• **Task brief**:
Print out every line, exactly as written.

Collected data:
+ + +
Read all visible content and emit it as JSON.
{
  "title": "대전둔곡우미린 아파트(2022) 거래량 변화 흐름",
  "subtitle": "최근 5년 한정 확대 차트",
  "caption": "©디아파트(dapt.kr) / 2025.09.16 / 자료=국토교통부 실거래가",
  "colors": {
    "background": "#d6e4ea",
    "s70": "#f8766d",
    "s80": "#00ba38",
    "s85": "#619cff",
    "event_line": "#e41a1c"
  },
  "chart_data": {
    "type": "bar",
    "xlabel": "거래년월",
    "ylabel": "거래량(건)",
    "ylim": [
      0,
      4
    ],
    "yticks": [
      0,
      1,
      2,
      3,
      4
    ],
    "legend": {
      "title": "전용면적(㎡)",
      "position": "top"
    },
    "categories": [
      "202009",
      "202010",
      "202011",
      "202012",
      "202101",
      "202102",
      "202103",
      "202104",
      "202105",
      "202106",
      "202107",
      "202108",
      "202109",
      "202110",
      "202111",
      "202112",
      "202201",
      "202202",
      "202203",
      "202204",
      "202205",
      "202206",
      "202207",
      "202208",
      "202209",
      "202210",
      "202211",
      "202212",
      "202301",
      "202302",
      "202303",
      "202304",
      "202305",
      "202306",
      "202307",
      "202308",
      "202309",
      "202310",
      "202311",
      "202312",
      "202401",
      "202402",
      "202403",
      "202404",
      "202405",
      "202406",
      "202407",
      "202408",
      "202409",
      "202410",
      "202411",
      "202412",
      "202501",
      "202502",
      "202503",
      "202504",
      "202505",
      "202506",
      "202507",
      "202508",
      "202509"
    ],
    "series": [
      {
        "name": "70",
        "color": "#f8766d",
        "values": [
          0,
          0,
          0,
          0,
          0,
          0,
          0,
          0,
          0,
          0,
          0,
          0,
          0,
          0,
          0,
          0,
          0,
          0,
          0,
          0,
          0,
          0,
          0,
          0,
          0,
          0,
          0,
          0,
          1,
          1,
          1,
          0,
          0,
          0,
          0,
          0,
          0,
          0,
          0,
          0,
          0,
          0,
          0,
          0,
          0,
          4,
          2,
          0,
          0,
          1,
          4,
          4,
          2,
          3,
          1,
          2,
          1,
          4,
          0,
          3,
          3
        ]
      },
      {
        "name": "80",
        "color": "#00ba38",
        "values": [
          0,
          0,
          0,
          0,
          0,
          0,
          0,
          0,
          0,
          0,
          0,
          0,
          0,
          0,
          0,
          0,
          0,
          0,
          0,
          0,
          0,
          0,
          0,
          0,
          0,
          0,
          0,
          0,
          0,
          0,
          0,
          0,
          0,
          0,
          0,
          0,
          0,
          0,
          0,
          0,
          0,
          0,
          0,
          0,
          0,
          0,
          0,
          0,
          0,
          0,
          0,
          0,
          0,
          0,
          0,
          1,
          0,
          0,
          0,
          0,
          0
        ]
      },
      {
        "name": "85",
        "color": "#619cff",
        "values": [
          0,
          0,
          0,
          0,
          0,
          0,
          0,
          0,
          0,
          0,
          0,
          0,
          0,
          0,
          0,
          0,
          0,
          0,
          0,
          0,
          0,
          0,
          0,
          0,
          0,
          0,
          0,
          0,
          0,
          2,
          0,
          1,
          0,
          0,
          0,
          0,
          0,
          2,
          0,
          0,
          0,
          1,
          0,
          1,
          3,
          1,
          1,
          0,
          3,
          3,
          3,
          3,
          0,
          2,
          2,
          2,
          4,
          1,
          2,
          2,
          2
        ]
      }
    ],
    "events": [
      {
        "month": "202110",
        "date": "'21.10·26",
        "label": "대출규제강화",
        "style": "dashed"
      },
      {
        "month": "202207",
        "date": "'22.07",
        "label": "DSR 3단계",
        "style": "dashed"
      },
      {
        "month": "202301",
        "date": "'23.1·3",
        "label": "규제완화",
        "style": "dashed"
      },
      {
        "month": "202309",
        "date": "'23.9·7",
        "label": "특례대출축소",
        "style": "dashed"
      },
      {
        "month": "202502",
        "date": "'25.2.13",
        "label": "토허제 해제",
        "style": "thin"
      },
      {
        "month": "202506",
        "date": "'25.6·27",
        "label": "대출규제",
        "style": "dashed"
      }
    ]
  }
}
+ + +
• **Written solution**:
Read all visible content and emit it as JSON.
{
  "title": "대전둔곡우미린 아파트(2022) 거래량 변화 흐름",
  "subtitle": "최근 5년 한정 확대 차트",
  "caption": "©디아파트(dapt.kr) / 2025.09.16 / 자료=국토교통부 실거래가",
  "colors": {
    "background": "#d6e4ea",
    "s70": "#f8766d",
    "s80": "#00ba38",
    "s85": "#619cff",
    "event_line": "#e41a1c"
  },
  "chart_data": {
    "type": "bar",
    "xlabel": "거래년월",
    "ylabel": "거래량(건)",
    "ylim": [
      0,
      4
    ],
    "yticks": [
      0,
      1,
      2,
      3,
      4
    ],
    "legend": {
      "title": "전용면적(㎡)",
      "position": "top"
    },
    "categories": [
      "202009",
      "202010",
      "202011",
      "202012",
      "202101",
      "202102",
      "202103",
      "202104",
      "202105",
      "202106",
      "202107",
      "202108",
      "202109",
      "202110",
      "202111",
      "202112",
      "202201",
      "202202",
      "202203",
      "202204",
      "202205",
      "202206",
      "202207",
      "202208",
      "202209",
      "202210",
      "202211",
      "202212",
      "202301",
      "202302",
      "202303",
      "202304",
      "202305",
      "202306",
      "202307",
      "202308",
      "202309",
      "202310",
      "202311",
      "202312",
      "202401",
      "202402",
      "202403",
      "202404",
      "202405",
      "202406",
      "202407",
      "202408",
      "202409",
      "202410",
      "202411",
      "202412",
      "202501",
      "202502",
      "202503",
      "202504",
      "202505",
      "202506",
      "202507",
      "202508",
      "202509"
    ],
    "series": [
      {
        "name": "70",
        "color": "#f8766d",
        "values": [
          0,
          0,
          0,
          0,
          0,
          0,
          0,
          0,
          0,
          0,
          0,
          0,
          0,
          0,
          0,
          0,
          0,
          0,
          0,
          0,
          0,
          0,
          0,
          0,
          0,
          0,
          0,
          0,
          1,
          1,
          1,
          0,
          0,
          0,
          0,
          0,
          0,
          0,
          0,
          0,
          0,
          0,
          0,
          0,
          0,
          4,
          2,
          0,
          0,
          1,
          4,
          4,
          2,
          3,
          1,
          2,
          1,
          4,
          0,
          3,
          3
        ]
      },
      {
        "name": "80",
        "color": "#00ba38",
        "values": [
          0,
          0,
          0,
          0,
          0,
          0,
          0,
          0,
          0,
          0,
          0,
          0,
          0,
          0,
          0,
          0,
          0,
          0,
          0,
          0,
          0,
          0,
          0,
          0,
          0,
          0,
          0,
          0,
          0,
          0,
          0,
          0,
          0,
          0,
          0,
          0,
          0,
          0,
          0,
          0,
          0,
          0,
          0,
          0,
          0,
          0,
          0,
          0,
          0,
          0,
          0,
          0,
          0,
          0,
          0,
          1,
          0,
          0,
          0,
          0,
          0
        ]
      },
      {
        "name": "85",
        "color": "#619cff",
        "values": [
          0,
          0,
          0,
          0,
          0,
          0,
          0,
          0,
          0,
          0,
          0,
          0,
          0,
          0,
          0,
          0,
          0,
          0,
          0,
          0,
          0,
          0,
          0,
          0,
          0,
          0,
          0,
          0,
          0,
          2,
          0,
          1,
          0,
          0,
          0,
          0,
          0,
          2,
          0,
          0,
          0,
          1,
          0,
          1,
          3,
          1,
          1,
          0,
          3,
          3,
          3,
          3,
          0,
          2,
          2,
          2,
          4,
          1,
          2,
          2,
          2
        ]
      }
    ],
    "events": [
      {
        "month": "202110",
        "date": "'21.10·26",
        "label": "대출규제강화",
        "style": "dashed"
      },
      {
        "month": "202207",
        "date": "'22.07",
        "label": "DSR 3단계",
        "style": "dashed"
      },
      {
        "month": "202301",
        "date": "'23.1·3",
        "label": "규제완화",
        "style": "dashed"
      },
      {
        "month": "202309",
        "date": "'23.9·7",
        "label": "특례대출축소",
        "style": "dashed"
      },
      {
        "month": "202502",
        "date": "'25.2.13",
        "label": "토허제 해제",
        "style": "thin"
      },
      {
        "month": "202506",
        "date": "'25.6·27",
        "label": "대출규제",
        "style": "dashed"
      }
    ]
  }
}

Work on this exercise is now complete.